* _Aim of the task_
Identify the lines that contain the word "JSON" and copy each one.

* _Data section_
◇ ◇ ◇ ◇ ◇ ◇ ◇

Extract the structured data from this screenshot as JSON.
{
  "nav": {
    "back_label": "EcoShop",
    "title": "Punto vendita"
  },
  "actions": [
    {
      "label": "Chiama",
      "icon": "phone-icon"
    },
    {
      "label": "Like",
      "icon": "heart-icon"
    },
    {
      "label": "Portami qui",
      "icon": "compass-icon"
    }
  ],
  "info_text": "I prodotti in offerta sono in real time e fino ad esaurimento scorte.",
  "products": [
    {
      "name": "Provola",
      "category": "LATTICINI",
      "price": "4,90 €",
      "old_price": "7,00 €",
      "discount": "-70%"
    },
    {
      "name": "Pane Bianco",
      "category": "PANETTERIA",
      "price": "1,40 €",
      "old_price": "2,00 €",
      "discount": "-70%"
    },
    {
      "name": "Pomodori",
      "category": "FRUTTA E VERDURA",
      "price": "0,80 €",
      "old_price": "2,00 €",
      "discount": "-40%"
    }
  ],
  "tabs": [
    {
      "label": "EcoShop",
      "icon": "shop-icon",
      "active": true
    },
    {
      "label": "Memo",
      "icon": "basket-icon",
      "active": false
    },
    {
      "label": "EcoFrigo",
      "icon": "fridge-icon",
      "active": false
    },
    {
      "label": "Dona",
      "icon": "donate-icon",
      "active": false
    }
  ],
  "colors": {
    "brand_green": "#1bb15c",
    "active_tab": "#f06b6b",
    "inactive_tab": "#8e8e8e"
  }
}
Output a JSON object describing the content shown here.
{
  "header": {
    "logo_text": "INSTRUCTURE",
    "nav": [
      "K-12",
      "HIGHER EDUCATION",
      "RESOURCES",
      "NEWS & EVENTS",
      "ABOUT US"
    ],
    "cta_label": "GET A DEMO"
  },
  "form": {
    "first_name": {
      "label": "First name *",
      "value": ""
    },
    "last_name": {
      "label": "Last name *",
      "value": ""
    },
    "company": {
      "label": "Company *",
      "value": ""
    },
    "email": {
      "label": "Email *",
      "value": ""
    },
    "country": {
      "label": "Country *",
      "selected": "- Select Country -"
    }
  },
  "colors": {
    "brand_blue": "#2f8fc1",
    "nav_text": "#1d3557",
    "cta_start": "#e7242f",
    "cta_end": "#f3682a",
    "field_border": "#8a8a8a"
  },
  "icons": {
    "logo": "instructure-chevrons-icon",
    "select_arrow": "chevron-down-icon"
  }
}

◇ ◇ ◇ ◇ ◇ ◇ ◇

* _Full solution_
Extract the structured data from this screenshot as JSON.
Output a JSON object describing the content shown here.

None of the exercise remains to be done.